* start *

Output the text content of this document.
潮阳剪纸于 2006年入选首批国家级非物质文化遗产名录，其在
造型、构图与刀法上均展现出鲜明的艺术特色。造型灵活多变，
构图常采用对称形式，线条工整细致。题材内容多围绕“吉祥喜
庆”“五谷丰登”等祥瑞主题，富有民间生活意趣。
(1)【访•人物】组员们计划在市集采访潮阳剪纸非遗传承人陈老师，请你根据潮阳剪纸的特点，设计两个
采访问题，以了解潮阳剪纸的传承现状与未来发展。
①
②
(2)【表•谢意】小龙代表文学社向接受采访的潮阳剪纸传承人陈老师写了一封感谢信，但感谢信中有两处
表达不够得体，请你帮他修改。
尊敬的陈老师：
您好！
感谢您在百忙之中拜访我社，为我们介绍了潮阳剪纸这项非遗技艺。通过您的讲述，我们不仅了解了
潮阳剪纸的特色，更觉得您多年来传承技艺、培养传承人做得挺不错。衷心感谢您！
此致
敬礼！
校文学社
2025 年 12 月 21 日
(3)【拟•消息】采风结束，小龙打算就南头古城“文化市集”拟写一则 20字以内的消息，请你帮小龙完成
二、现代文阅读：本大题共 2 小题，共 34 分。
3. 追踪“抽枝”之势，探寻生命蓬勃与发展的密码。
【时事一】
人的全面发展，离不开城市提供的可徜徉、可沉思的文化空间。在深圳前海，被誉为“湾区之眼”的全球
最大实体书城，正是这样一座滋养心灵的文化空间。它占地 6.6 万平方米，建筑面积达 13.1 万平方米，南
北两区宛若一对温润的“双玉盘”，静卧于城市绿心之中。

* end *

EXERCISE: All of the records must be retyped exactly as they are.

COMPLETE OUTPUT:
Output the text content of this document.
潮阳剪纸于 2006年入选首批国家级非物质文化遗产名录，其在
造型、构图与刀法上均展现出鲜明的艺术特色。造型灵活多变，
构图常采用对称形式，线条工整细致。题材内容多围绕“吉祥喜
庆”“五谷丰登”等祥瑞主题，富有民间生活意趣。
(1)【访•人物】组员们计划在市集采访潮阳剪纸非遗传承人陈老师，请你根据潮阳剪纸的特点，设计两个
采访问题，以了解潮阳剪纸的传承现状与未来发展。
①
②
(2)【表•谢意】小龙代表文学社向接受采访的潮阳剪纸传承人陈老师写了一封感谢信，但感谢信中有两处
表达不够得体，请你帮他修改。
尊敬的陈老师：
您好！
感谢您在百忙之中拜访我社，为我们介绍了潮阳剪纸这项非遗技艺。通过您的讲述，我们不仅了解了
潮阳剪纸的特色，更觉得您多年来传承技艺、培养传承人做得挺不错。衷心感谢您！
此致
敬礼！
校文学社
2025 年 12 月 21 日
(3)【拟•消息】采风结束，小龙打算就南头古城“文化市集”拟写一则 20字以内的消息，请你帮小龙完成
二、现代文阅读：本大题共 2 小题，共 34 分。
3. 追踪“抽枝”之势，探寻生命蓬勃与发展的密码。
【时事一】
人的全面发展，离不开城市提供的可徜徉、可沉思的文化空间。在深圳前海，被誉为“湾区之眼”的全球
最大实体书城，正是这样一座滋养心灵的文化空间。它占地 6.6 万平方米，建筑面积达 13.1 万平方米，南
北两区宛若一对温润的“双玉盘”，静卧于城市绿心之中。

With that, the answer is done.